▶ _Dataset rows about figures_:
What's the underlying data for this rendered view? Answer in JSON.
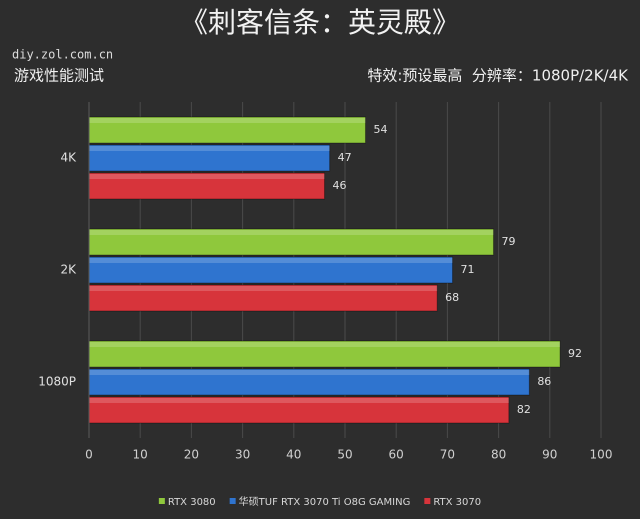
{
  "chart_data": {
    "type": "hbar",
    "title": "《刺客信条：英灵殿》",
    "watermark": "diy.zol.com.cn",
    "subtitle": "游戏性能测试",
    "settings": "特效:预设最高  分辨率：1080P/2K/4K",
    "categories": [
      "4K",
      "2K",
      "1080P"
    ],
    "series": [
      {
        "name": "RTX 3080",
        "color": "#8fc83c",
        "values": [
          54,
          79,
          92
        ]
      },
      {
        "name": "华硕TUF RTX 3070 Ti O8G GAMING",
        "color": "#2f74cf",
        "values": [
          47,
          71,
          86
        ]
      },
      {
        "name": "RTX 3070",
        "color": "#d7343b",
        "values": [
          46,
          68,
          82
        ]
      }
    ],
    "xlim": [
      0,
      100
    ],
    "xticks": [
      0,
      10,
      20,
      30,
      40,
      50,
      60,
      70,
      80,
      90,
      100
    ],
    "grid": true,
    "legend": "bottom"
  }
}
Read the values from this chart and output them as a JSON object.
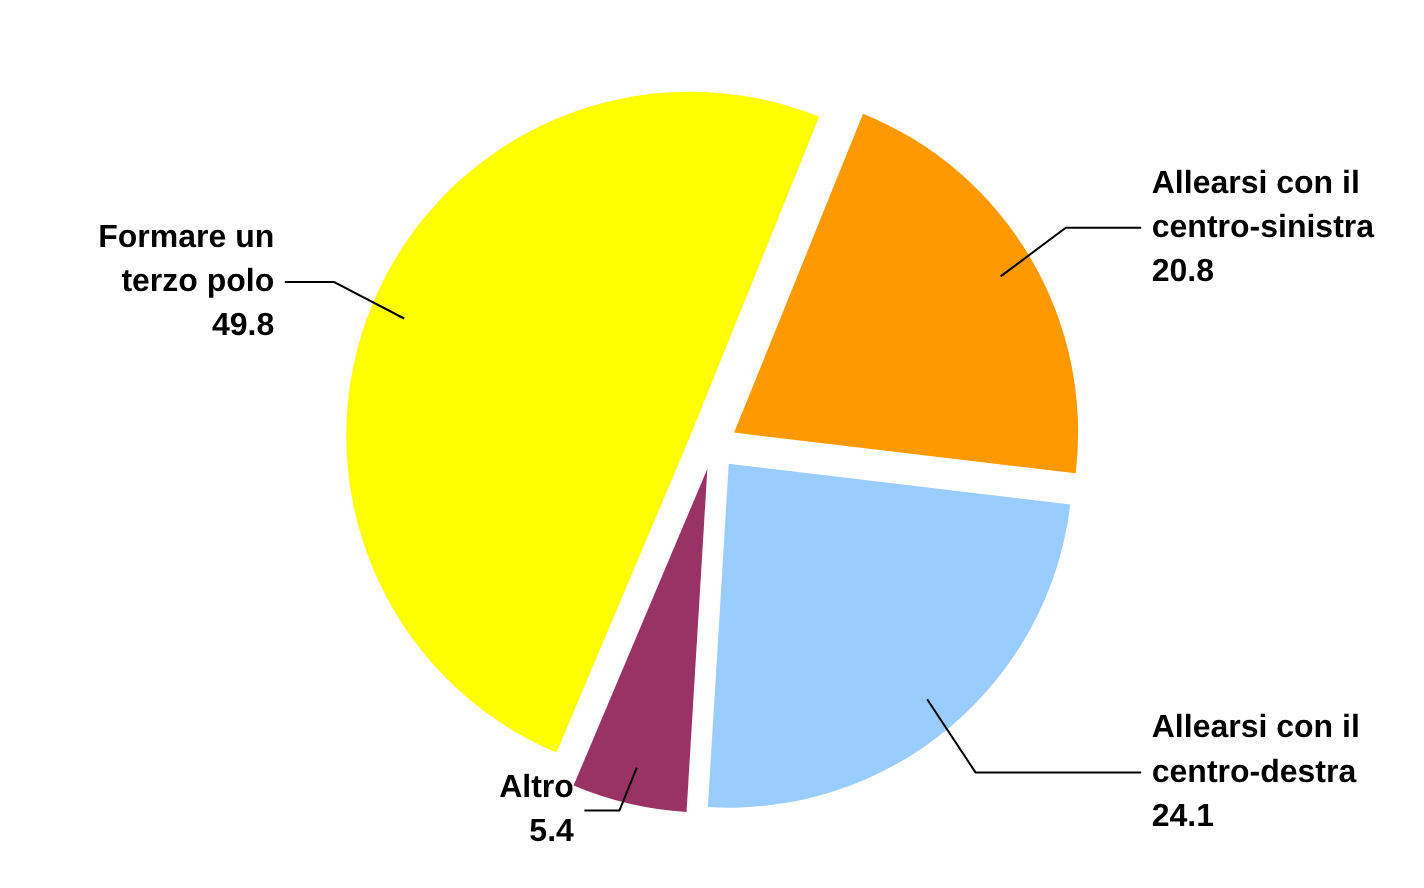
{
  "chart_data": {
    "type": "pie",
    "categories": [
      "Allearsi con il\ncentro-sinistra",
      "Allearsi con il\ncentro-destra",
      "Altro",
      "Formare un\nterzo polo"
    ],
    "values": [
      20.8,
      24.1,
      5.4,
      49.8
    ],
    "colors": [
      "#ff9900",
      "#99ccff",
      "#993366",
      "#ffff00"
    ],
    "data_labels": true
  }
}
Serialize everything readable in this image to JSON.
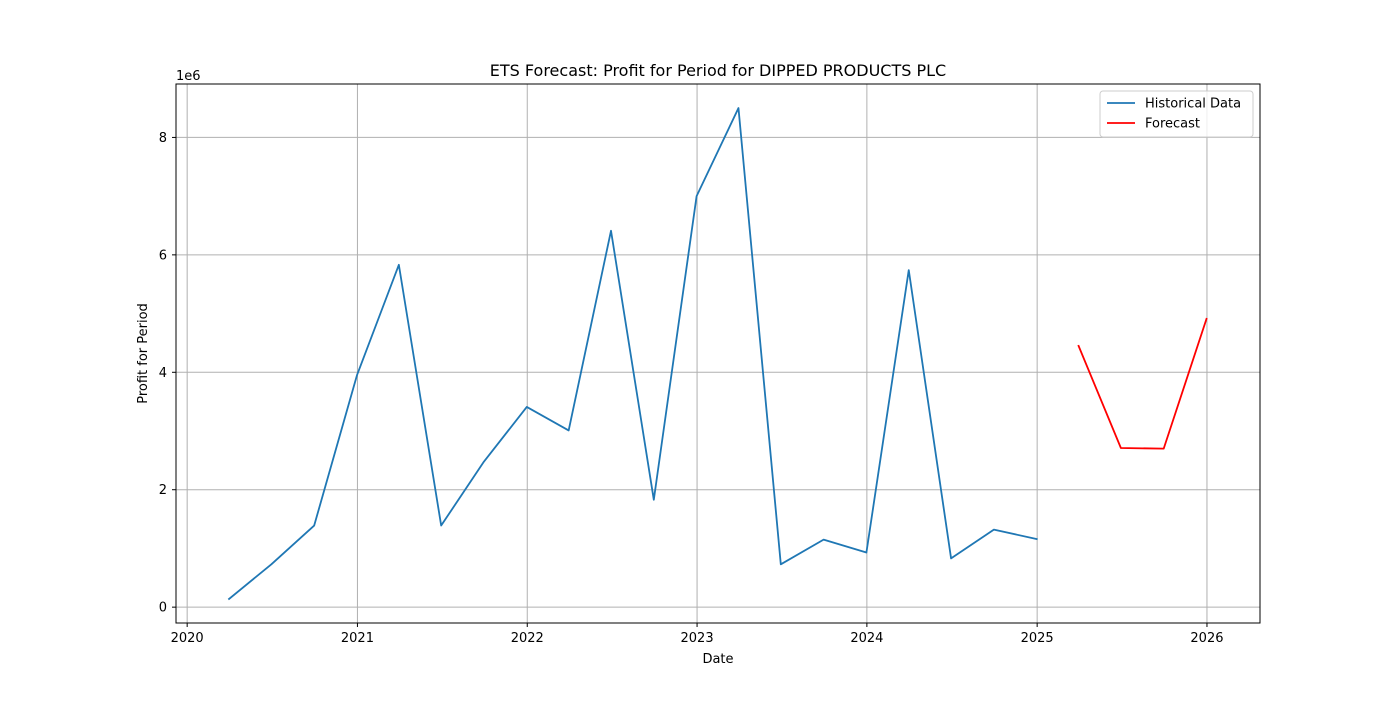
{
  "chart_data": {
    "type": "line",
    "title": "ETS Forecast: Profit for Period for DIPPED PRODUCTS PLC",
    "xlabel": "Date",
    "ylabel": "Profit for Period",
    "y_offset_label": "1e6",
    "y_multiplier": 1000000,
    "xlim": [
      "2019-12-08",
      "2026-04-25"
    ],
    "ylim": [
      -270000,
      8910000
    ],
    "x_ticks": [
      "2020-01-01",
      "2021-01-01",
      "2022-01-01",
      "2023-01-01",
      "2024-01-01",
      "2025-01-01",
      "2026-01-01"
    ],
    "x_tick_labels": [
      "2020",
      "2021",
      "2022",
      "2023",
      "2024",
      "2025",
      "2026"
    ],
    "y_ticks": [
      0,
      2000000,
      4000000,
      6000000,
      8000000
    ],
    "y_tick_labels": [
      "0",
      "2",
      "4",
      "6",
      "8"
    ],
    "grid": true,
    "legend_position": "top-right",
    "series": [
      {
        "name": "Historical Data",
        "color": "#1f77b4",
        "x": [
          "2020-03-31",
          "2020-06-30",
          "2020-09-30",
          "2020-12-31",
          "2021-03-31",
          "2021-06-30",
          "2021-09-30",
          "2021-12-31",
          "2022-03-31",
          "2022-06-30",
          "2022-09-30",
          "2022-12-31",
          "2023-03-31",
          "2023-06-30",
          "2023-09-30",
          "2023-12-31",
          "2024-03-31",
          "2024-06-30",
          "2024-09-30",
          "2024-12-31"
        ],
        "y": [
          140000,
          730000,
          1390000,
          3950000,
          5830000,
          1390000,
          2480000,
          3410000,
          3010000,
          6410000,
          1830000,
          7000000,
          8500000,
          730000,
          1150000,
          930000,
          5740000,
          830000,
          1320000,
          1160000
        ]
      },
      {
        "name": "Forecast",
        "color": "#ff0000",
        "x": [
          "2025-03-31",
          "2025-06-30",
          "2025-09-30",
          "2025-12-31"
        ],
        "y": [
          4450000,
          2710000,
          2700000,
          4910000
        ]
      }
    ]
  }
}
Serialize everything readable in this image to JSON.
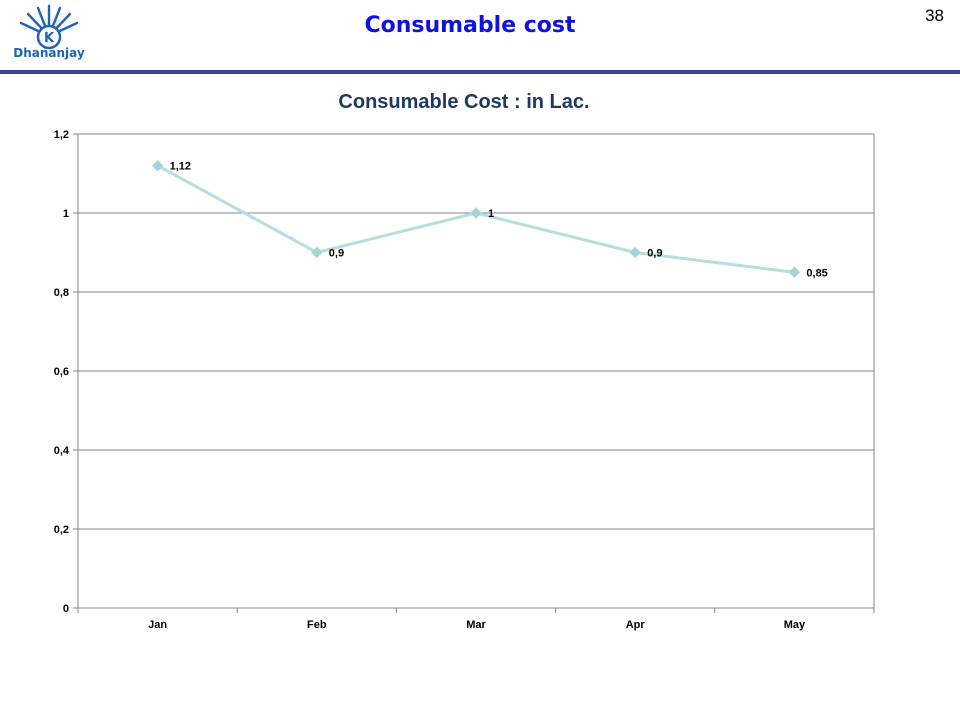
{
  "header": {
    "title": "Consumable cost",
    "page_number": "38",
    "logo_text": "Dhananjay",
    "logo_letter": "K"
  },
  "colors": {
    "title": "#1010e0",
    "rule": "#3d3d9a",
    "line": "#b7dde1",
    "marker": "#a4d4d8",
    "grid": "#868686"
  },
  "chart_data": {
    "type": "line",
    "title": "Consumable Cost : in Lac.",
    "categories": [
      "Jan",
      "Feb",
      "Mar",
      "Apr",
      "May"
    ],
    "series": [
      {
        "values": [
          1.12,
          0.9,
          1,
          0.9,
          0.85
        ],
        "labels": [
          "1,12",
          "0,9",
          "1",
          "0,9",
          "0,85"
        ]
      }
    ],
    "ylim": [
      0,
      1.2
    ],
    "yticks": [
      0,
      0.2,
      0.4,
      0.6,
      0.8,
      1,
      1.2
    ],
    "ytick_labels": [
      "0",
      "0,2",
      "0,4",
      "0,6",
      "0,8",
      "1",
      "1,2"
    ],
    "grid": true,
    "legend": "none",
    "marker": "diamond"
  }
}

▶ _PROBLEM STATEMENT_: Reproduce the full listing above verbatim, with no pictures included.

▶ _TASK SOLUTION_:
What's the underlying data for this rendered view? Answer in JSON.
{
  "chart_data": {
    "type": "hbar",
    "title": "《刺客信条：英灵殿》",
    "watermark": "diy.zol.com.cn",
    "subtitle": "游戏性能测试",
    "settings": "特效:预设最高  分辨率：1080P/2K/4K",
    "categories": [
      "4K",
      "2K",
      "1080P"
    ],
    "series": [
      {
        "name": "RTX 3080",
        "color": "#8fc83c",
        "values": [
          54,
          79,
          92
        ]
      },
      {
        "name": "华硕TUF RTX 3070 Ti O8G GAMING",
        "color": "#2f74cf",
        "values": [
          47,
          71,
          86
        ]
      },
      {
        "name": "RTX 3070",
        "color": "#d7343b",
        "values": [
          46,
          68,
          82
        ]
      }
    ],
    "xlim": [
      0,
      100
    ],
    "xticks": [
      0,
      10,
      20,
      30,
      40,
      50,
      60,
      70,
      80,
      90,
      100
    ],
    "grid": true,
    "legend": "bottom"
  }
}
Read the values from this chart and output them as a JSON object.
{
  "chart_data": {
    "type": "pie",
    "categories": [
      "Allearsi con il\ncentro-sinistra",
      "Allearsi con il\ncentro-destra",
      "Altro",
      "Formare un\nterzo polo"
    ],
    "values": [
      20.8,
      24.1,
      5.4,
      49.8
    ],
    "colors": [
      "#ff9900",
      "#99ccff",
      "#993366",
      "#ffff00"
    ],
    "data_labels": true
  }
}
Serialize everything readable in this image to JSON.
{
  "chart_data": {
    "type": "line",
    "title": "ETS Forecast: Profit for Period for DIPPED PRODUCTS PLC",
    "xlabel": "Date",
    "ylabel": "Profit for Period",
    "y_offset_label": "1e6",
    "y_multiplier": 1000000,
    "xlim": [
      "2019-12-08",
      "2026-04-25"
    ],
    "ylim": [
      -270000,
      8910000
    ],
    "x_ticks": [
      "2020-01-01",
      "2021-01-01",
      "2022-01-01",
      "2023-01-01",
      "2024-01-01",
      "2025-01-01",
      "2026-01-01"
    ],
    "x_tick_labels": [
      "2020",
      "2021",
      "2022",
      "2023",
      "2024",
      "2025",
      "2026"
    ],
    "y_ticks": [
      0,
      2000000,
      4000000,
      6000000,
      8000000
    ],
    "y_tick_labels": [
      "0",
      "2",
      "4",
      "6",
      "8"
    ],
    "grid": true,
    "legend_position": "top-right",
    "series": [
      {
        "name": "Historical Data",
        "color": "#1f77b4",
        "x": [
          "2020-03-31",
          "2020-06-30",
          "2020-09-30",
          "2020-12-31",
          "2021-03-31",
          "2021-06-30",
          "2021-09-30",
          "2021-12-31",
          "2022-03-31",
          "2022-06-30",
          "2022-09-30",
          "2022-12-31",
          "2023-03-31",
          "2023-06-30",
          "2023-09-30",
          "2023-12-31",
          "2024-03-31",
          "2024-06-30",
          "2024-09-30",
          "2024-12-31"
        ],
        "y": [
          140000,
          730000,
          1390000,
          3950000,
          5830000,
          1390000,
          2480000,
          3410000,
          3010000,
          6410000,
          1830000,
          7000000,
          8500000,
          730000,
          1150000,
          930000,
          5740000,
          830000,
          1320000,
          1160000
        ]
      },
      {
        "name": "Forecast",
        "color": "#ff0000",
        "x": [
          "2025-03-31",
          "2025-06-30",
          "2025-09-30",
          "2025-12-31"
        ],
        "y": [
          4450000,
          2710000,
          2700000,
          4910000
        ]
      }
    ]
  }
}
Serialize everything readable in this image to JSON.
{
  "header": {
    "title": "Consumable cost",
    "page_number": "38",
    "logo_text": "Dhananjay",
    "logo_letter": "K"
  },
  "colors": {
    "title": "#1010e0",
    "rule": "#3d3d9a",
    "line": "#b7dde1",
    "marker": "#a4d4d8",
    "grid": "#868686"
  },
  "chart_data": {
    "type": "line",
    "title": "Consumable Cost : in Lac.",
    "categories": [
      "Jan",
      "Feb",
      "Mar",
      "Apr",
      "May"
    ],
    "series": [
      {
        "values": [
          1.12,
          0.9,
          1,
          0.9,
          0.85
        ],
        "labels": [
          "1,12",
          "0,9",
          "1",
          "0,9",
          "0,85"
        ]
      }
    ],
    "ylim": [
      0,
      1.2
    ],
    "yticks": [
      0,
      0.2,
      0.4,
      0.6,
      0.8,
      1,
      1.2
    ],
    "ytick_labels": [
      "0",
      "0,2",
      "0,4",
      "0,6",
      "0,8",
      "1",
      "1,2"
    ],
    "grid": true,
    "legend": "none",
    "marker": "diamond"
  }
}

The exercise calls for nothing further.